» **INFORMATION GIVEN**
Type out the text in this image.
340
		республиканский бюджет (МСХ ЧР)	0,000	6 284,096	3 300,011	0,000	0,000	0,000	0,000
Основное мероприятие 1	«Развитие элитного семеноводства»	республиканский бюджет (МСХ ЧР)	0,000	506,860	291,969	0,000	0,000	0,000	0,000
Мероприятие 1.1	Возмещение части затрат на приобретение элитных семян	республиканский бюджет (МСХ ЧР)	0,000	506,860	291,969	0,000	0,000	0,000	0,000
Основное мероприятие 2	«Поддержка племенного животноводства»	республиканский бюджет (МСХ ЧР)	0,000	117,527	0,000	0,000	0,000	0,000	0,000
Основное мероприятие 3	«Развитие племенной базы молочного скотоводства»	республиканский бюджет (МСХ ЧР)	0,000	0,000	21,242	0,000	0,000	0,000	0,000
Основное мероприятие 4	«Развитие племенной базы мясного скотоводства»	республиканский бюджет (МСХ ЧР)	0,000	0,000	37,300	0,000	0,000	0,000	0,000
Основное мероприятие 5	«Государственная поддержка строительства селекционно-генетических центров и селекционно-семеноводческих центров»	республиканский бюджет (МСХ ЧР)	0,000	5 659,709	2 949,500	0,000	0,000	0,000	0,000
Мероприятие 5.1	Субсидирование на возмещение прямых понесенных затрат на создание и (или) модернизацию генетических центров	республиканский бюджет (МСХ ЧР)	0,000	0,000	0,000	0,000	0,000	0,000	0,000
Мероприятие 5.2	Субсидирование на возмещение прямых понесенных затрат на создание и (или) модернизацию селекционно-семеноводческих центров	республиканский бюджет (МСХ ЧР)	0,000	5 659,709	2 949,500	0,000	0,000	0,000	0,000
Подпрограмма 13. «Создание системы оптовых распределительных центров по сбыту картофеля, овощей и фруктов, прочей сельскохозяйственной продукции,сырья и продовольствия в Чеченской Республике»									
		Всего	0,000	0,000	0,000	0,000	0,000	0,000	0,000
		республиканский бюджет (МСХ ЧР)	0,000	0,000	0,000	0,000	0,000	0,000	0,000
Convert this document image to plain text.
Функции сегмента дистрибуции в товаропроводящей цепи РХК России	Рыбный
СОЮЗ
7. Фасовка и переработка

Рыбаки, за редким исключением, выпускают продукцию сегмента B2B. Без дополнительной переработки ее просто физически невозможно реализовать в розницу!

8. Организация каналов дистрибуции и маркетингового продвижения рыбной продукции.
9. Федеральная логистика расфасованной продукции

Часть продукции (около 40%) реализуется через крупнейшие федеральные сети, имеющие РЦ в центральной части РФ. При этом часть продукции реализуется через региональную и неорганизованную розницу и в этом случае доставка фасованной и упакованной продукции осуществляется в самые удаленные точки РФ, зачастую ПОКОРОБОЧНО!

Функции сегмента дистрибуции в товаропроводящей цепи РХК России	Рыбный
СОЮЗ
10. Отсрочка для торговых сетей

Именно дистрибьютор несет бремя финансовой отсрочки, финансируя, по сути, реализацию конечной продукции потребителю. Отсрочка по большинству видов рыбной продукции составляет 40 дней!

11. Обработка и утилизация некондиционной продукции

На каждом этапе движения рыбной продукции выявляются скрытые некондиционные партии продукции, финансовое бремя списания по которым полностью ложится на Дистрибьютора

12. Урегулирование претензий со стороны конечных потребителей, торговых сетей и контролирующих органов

» **JOB**
Give again only the lines of the material above that run from the one with "Convert this document image to plain text." through the end, both included, exactly as they appear.

» **THE OUTPUT**
Convert this document image to plain text.
Функции сегмента дистрибуции в товаропроводящей цепи РХК России	Рыбный
СОЮЗ
7. Фасовка и переработка

Рыбаки, за редким исключением, выпускают продукцию сегмента B2B. Без дополнительной переработки ее просто физически невозможно реализовать в розницу!

8. Организация каналов дистрибуции и маркетингового продвижения рыбной продукции.
9. Федеральная логистика расфасованной продукции

Часть продукции (около 40%) реализуется через крупнейшие федеральные сети, имеющие РЦ в центральной части РФ. При этом часть продукции реализуется через региональную и неорганизованную розницу и в этом случае доставка фасованной и упакованной продукции осуществляется в самые удаленные точки РФ, зачастую ПОКОРОБОЧНО!

Функции сегмента дистрибуции в товаропроводящей цепи РХК России	Рыбный
СОЮЗ
10. Отсрочка для торговых сетей

Именно дистрибьютор несет бремя финансовой отсрочки, финансируя, по сути, реализацию конечной продукции потребителю. Отсрочка по большинству видов рыбной продукции составляет 40 дней!

11. Обработка и утилизация некондиционной продукции

На каждом этапе движения рыбной продукции выявляются скрытые некондиционные партии продукции, финансовое бремя списания по которым полностью ложится на Дистрибьютора

12. Урегулирование претензий со стороны конечных потребителей, торговых сетей и контролирующих органов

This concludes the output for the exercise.